>> Begin
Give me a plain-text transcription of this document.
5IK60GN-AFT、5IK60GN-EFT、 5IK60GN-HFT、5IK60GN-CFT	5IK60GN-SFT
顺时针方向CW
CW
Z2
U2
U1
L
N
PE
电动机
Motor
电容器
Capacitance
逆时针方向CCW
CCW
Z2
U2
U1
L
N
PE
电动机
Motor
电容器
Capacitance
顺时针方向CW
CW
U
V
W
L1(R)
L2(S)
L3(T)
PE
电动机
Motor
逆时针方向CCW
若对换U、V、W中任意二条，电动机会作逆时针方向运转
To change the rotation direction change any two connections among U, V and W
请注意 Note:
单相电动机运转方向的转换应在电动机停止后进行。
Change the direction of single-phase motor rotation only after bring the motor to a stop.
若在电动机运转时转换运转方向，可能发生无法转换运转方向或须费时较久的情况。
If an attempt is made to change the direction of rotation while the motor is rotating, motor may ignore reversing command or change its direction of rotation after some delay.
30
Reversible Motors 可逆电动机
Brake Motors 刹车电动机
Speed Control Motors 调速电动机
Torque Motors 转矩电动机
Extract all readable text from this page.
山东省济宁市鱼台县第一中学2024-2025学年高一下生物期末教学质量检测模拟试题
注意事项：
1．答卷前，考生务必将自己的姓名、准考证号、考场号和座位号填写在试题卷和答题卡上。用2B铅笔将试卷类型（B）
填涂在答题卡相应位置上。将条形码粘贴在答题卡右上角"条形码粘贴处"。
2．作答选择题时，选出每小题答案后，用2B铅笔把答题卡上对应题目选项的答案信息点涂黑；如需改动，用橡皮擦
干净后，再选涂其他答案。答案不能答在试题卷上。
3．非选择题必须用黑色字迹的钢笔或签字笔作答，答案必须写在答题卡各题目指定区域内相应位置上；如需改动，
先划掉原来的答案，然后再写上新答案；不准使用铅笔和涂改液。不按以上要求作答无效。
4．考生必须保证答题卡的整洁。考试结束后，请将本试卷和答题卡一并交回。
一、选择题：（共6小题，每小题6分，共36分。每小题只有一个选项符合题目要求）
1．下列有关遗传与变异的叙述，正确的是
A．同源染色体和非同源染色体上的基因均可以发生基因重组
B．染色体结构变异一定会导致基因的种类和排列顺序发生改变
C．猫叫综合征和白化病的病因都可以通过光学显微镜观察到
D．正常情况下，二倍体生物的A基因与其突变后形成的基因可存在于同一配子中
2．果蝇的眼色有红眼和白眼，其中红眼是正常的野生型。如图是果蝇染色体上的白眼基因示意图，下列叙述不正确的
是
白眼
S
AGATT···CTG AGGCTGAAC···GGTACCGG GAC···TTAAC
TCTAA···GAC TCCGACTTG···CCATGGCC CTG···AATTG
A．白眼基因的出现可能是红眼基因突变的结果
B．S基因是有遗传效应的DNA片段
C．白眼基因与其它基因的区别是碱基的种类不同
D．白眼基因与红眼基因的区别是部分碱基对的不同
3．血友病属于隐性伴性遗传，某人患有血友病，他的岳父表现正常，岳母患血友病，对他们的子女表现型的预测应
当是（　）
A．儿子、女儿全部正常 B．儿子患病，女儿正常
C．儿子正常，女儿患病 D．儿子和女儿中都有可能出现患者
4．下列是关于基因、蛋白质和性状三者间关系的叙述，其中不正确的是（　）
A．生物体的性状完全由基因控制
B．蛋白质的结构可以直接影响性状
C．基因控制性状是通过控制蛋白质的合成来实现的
>> End
■ **JOB**: Pick out, from the lines above, every one that contains the string "如需改动".

■ **TASK OUTPUT**:
2．作答选择题时，选出每小题答案后，用2B铅笔把答题卡上对应题目选项的答案信息点涂黑；如需改动，用橡皮擦
3．非选择题必须用黑色字迹的钢笔或签字笔作答，答案必须写在答题卡各题目指定区域内相应位置上；如需改动，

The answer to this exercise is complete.